┌─ SUPPLIED MATERIAL

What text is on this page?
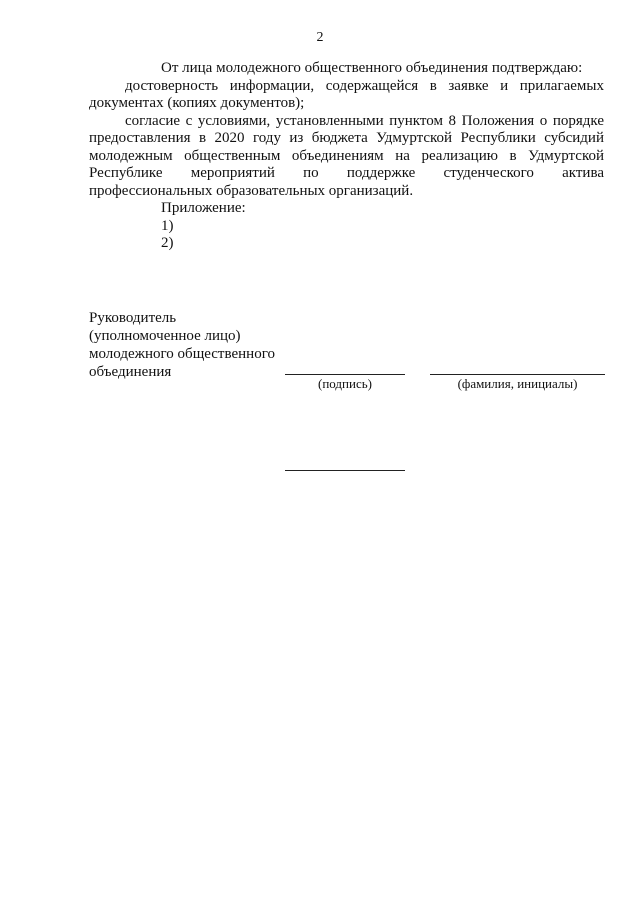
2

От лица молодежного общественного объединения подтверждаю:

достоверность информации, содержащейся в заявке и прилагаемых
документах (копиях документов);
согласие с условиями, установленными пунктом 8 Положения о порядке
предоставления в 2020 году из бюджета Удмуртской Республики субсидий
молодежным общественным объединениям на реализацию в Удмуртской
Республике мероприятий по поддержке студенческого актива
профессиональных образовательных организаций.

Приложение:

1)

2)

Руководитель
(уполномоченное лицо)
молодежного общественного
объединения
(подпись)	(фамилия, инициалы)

└─
┌─ SUPPLIED MATERIAL

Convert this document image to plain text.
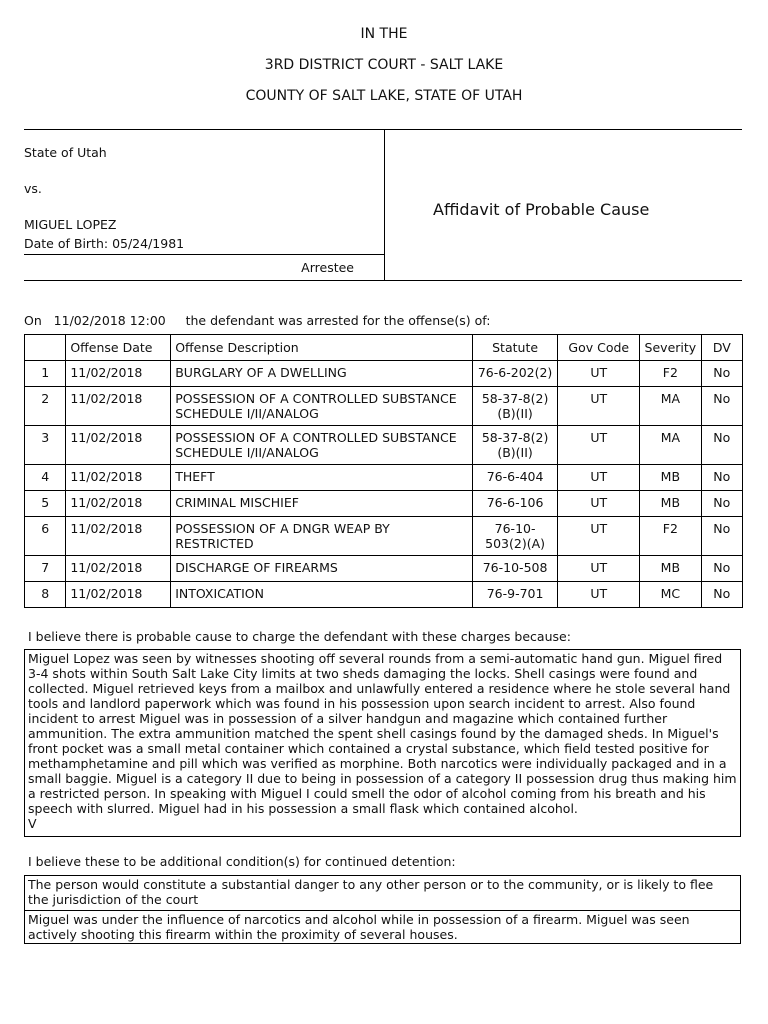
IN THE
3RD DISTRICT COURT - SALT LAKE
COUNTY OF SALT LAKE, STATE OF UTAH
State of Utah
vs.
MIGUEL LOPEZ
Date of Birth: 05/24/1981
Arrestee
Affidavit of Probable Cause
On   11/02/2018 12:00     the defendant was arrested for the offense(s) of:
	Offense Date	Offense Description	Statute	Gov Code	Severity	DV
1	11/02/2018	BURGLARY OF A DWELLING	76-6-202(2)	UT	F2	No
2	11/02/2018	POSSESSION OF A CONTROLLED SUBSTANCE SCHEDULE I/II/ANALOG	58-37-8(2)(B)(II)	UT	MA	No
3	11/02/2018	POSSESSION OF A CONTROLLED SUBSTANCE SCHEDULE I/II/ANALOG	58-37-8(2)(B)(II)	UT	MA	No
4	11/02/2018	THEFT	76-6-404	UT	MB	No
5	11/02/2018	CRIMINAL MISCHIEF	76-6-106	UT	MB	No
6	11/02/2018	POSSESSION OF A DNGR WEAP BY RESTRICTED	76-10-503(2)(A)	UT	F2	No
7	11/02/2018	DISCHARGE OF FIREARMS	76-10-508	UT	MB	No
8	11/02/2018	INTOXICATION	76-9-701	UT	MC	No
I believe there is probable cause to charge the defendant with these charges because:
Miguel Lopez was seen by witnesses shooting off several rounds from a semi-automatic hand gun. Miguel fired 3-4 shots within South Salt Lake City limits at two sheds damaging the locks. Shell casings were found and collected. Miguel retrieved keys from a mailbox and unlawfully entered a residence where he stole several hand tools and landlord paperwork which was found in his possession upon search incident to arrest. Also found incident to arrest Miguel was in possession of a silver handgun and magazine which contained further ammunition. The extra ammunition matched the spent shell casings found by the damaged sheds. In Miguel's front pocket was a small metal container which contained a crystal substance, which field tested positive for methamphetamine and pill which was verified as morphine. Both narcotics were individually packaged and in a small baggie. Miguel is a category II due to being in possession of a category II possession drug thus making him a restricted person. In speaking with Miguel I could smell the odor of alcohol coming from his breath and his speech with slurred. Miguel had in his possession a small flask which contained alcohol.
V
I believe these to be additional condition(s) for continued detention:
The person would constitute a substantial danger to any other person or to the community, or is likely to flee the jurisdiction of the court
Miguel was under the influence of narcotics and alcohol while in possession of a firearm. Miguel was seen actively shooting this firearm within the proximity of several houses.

└─

• [TASK TO CARRY OUT]: Pull out the lines above in which the word "CONTROLLED" appears.

• [RIGHT ANSWER]:
2	11/02/2018	POSSESSION OF A CONTROLLED SUBSTANCE SCHEDULE I/II/ANALOG	58-37-8(2)(B)(II)	UT	MA	No
3	11/02/2018	POSSESSION OF A CONTROLLED SUBSTANCE SCHEDULE I/II/ANALOG	58-37-8(2)(B)(II)	UT	MA	No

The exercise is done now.